Rewrite the items below, replacing every "Target" with "Ground Truth" and leaving all else unchanged.
-=-=-=-=-
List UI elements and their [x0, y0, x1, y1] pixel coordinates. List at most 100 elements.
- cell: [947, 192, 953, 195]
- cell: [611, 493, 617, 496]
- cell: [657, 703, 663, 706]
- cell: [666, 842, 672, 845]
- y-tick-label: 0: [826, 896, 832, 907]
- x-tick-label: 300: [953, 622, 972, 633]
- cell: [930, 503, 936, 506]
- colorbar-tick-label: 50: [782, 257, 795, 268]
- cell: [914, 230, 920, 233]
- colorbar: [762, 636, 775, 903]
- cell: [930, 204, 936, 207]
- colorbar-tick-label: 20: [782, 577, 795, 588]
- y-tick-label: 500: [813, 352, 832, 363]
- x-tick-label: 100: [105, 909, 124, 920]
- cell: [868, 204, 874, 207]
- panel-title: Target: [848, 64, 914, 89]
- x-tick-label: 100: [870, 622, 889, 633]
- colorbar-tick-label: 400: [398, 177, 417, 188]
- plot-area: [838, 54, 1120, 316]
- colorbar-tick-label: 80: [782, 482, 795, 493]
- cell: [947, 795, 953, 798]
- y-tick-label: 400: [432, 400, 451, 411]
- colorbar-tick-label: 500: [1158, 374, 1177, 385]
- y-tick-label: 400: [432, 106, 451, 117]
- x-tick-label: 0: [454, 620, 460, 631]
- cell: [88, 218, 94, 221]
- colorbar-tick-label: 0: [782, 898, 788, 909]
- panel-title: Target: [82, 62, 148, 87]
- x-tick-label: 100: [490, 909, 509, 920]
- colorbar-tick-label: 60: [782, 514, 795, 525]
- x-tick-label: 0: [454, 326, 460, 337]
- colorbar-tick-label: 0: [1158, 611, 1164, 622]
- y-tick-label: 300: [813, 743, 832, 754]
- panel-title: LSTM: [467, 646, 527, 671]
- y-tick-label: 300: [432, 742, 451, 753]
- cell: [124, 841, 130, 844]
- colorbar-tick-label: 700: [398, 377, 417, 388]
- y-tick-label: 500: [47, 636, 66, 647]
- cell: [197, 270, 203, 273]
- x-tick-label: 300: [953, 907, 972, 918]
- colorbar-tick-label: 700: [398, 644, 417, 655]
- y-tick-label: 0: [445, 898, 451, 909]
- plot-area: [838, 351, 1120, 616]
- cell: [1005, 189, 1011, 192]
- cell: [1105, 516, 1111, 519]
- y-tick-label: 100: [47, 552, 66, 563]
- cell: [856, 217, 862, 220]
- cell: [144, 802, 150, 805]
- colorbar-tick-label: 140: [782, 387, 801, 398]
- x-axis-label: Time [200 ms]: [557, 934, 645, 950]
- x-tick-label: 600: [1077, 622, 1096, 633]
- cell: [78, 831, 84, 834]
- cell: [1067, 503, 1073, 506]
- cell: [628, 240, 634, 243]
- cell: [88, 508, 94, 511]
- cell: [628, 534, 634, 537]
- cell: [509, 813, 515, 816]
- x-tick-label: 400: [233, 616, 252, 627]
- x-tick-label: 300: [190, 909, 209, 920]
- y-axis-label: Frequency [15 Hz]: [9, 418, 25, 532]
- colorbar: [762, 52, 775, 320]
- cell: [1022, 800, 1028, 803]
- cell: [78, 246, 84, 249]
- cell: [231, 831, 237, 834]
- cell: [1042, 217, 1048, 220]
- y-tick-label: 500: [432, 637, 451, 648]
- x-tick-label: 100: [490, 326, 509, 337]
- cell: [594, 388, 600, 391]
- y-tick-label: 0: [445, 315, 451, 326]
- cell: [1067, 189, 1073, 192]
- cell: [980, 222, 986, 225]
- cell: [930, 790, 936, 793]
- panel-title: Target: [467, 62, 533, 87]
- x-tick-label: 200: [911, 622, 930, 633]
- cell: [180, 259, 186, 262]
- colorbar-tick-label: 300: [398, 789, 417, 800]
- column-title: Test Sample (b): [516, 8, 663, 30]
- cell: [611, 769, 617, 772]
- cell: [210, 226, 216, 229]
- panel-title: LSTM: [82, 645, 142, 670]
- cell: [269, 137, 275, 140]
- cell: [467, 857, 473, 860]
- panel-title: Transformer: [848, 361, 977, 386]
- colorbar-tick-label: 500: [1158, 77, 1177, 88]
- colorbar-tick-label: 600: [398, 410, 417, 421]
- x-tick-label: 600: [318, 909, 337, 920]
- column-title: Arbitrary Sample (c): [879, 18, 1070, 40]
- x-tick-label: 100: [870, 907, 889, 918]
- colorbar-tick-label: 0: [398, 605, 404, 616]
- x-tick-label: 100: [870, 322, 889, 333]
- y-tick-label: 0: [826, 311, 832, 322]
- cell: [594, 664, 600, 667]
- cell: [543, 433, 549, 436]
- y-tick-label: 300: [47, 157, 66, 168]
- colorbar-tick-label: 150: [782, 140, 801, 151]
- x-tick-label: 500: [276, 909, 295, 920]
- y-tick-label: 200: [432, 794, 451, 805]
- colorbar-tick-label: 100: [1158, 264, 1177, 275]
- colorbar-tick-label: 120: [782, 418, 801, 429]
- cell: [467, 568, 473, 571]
-=-=-=-=-
▶ **Output**:
List UI elements and their [x0, y0, x1, y1] pixel coordinates. List at most 100 elements.
- cell: [947, 192, 953, 195]
- cell: [611, 493, 617, 496]
- cell: [657, 703, 663, 706]
- cell: [666, 842, 672, 845]
- y-tick-label: 0: [826, 896, 832, 907]
- x-tick-label: 300: [953, 622, 972, 633]
- cell: [930, 503, 936, 506]
- colorbar-tick-label: 50: [782, 257, 795, 268]
- cell: [914, 230, 920, 233]
- colorbar: [762, 636, 775, 903]
- cell: [930, 204, 936, 207]
- colorbar-tick-label: 20: [782, 577, 795, 588]
- y-tick-label: 500: [813, 352, 832, 363]
- x-tick-label: 100: [105, 909, 124, 920]
- cell: [868, 204, 874, 207]
- panel-title: Ground Truth: [848, 64, 914, 89]
- x-tick-label: 100: [870, 622, 889, 633]
- colorbar-tick-label: 400: [398, 177, 417, 188]
- plot-area: [838, 54, 1120, 316]
- colorbar-tick-label: 80: [782, 482, 795, 493]
- cell: [947, 795, 953, 798]
- y-tick-label: 400: [432, 400, 451, 411]
- colorbar-tick-label: 500: [1158, 374, 1177, 385]
- y-tick-label: 400: [432, 106, 451, 117]
- x-tick-label: 0: [454, 620, 460, 631]
- cell: [88, 218, 94, 221]
- colorbar-tick-label: 0: [782, 898, 788, 909]
- panel-title: Ground Truth: [82, 62, 148, 87]
- x-tick-label: 100: [490, 909, 509, 920]
- colorbar-tick-label: 60: [782, 514, 795, 525]
- x-tick-label: 0: [454, 326, 460, 337]
- colorbar-tick-label: 0: [1158, 611, 1164, 622]
- y-tick-label: 300: [813, 743, 832, 754]
- panel-title: LSTM: [467, 646, 527, 671]
- y-tick-label: 300: [432, 742, 451, 753]
- cell: [124, 841, 130, 844]
- colorbar-tick-label: 700: [398, 377, 417, 388]
- y-tick-label: 500: [47, 636, 66, 647]
- cell: [197, 270, 203, 273]
- x-tick-label: 300: [953, 907, 972, 918]
- colorbar-tick-label: 700: [398, 644, 417, 655]
- y-tick-label: 0: [445, 898, 451, 909]
- plot-area: [838, 351, 1120, 616]
- cell: [1005, 189, 1011, 192]
- cell: [1105, 516, 1111, 519]
- y-tick-label: 100: [47, 552, 66, 563]
- cell: [856, 217, 862, 220]
- cell: [144, 802, 150, 805]
- colorbar-tick-label: 140: [782, 387, 801, 398]
- x-axis-label: Time [200 ms]: [557, 934, 645, 950]
- x-tick-label: 600: [1077, 622, 1096, 633]
- cell: [78, 831, 84, 834]
- cell: [1067, 503, 1073, 506]
- cell: [628, 240, 634, 243]
- cell: [88, 508, 94, 511]
- cell: [628, 534, 634, 537]
- cell: [509, 813, 515, 816]
- x-tick-label: 400: [233, 616, 252, 627]
- x-tick-label: 300: [190, 909, 209, 920]
- y-axis-label: Frequency [15 Hz]: [9, 418, 25, 532]
- colorbar: [762, 52, 775, 320]
- cell: [1022, 800, 1028, 803]
- cell: [78, 246, 84, 249]
- cell: [231, 831, 237, 834]
- cell: [1042, 217, 1048, 220]
- y-tick-label: 500: [432, 637, 451, 648]
- x-tick-label: 100: [490, 326, 509, 337]
- cell: [594, 388, 600, 391]
- y-tick-label: 0: [445, 315, 451, 326]
- cell: [1067, 189, 1073, 192]
- cell: [980, 222, 986, 225]
- cell: [930, 790, 936, 793]
- panel-title: Ground Truth: [467, 62, 533, 87]
- x-tick-label: 200: [911, 622, 930, 633]
- cell: [180, 259, 186, 262]
- colorbar-tick-label: 300: [398, 789, 417, 800]
- column-title: Test Sample (b): [516, 8, 663, 30]
- cell: [611, 769, 617, 772]
- cell: [210, 226, 216, 229]
- panel-title: LSTM: [82, 645, 142, 670]
- cell: [269, 137, 275, 140]
- cell: [467, 857, 473, 860]
- panel-title: Transformer: [848, 361, 977, 386]
- colorbar-tick-label: 500: [1158, 77, 1177, 88]
- colorbar-tick-label: 600: [398, 410, 417, 421]
- x-tick-label: 600: [318, 909, 337, 920]
- column-title: Arbitrary Sample (c): [879, 18, 1070, 40]
- x-tick-label: 100: [870, 907, 889, 918]
- colorbar-tick-label: 0: [398, 605, 404, 616]
- x-tick-label: 100: [870, 322, 889, 333]
- y-tick-label: 0: [826, 311, 832, 322]
- cell: [594, 664, 600, 667]
- cell: [543, 433, 549, 436]
- y-tick-label: 300: [47, 157, 66, 168]
- colorbar-tick-label: 150: [782, 140, 801, 151]
- x-tick-label: 500: [276, 909, 295, 920]
- y-tick-label: 200: [432, 794, 451, 805]
- colorbar-tick-label: 100: [1158, 264, 1177, 275]
- colorbar-tick-label: 120: [782, 418, 801, 429]
- cell: [467, 568, 473, 571]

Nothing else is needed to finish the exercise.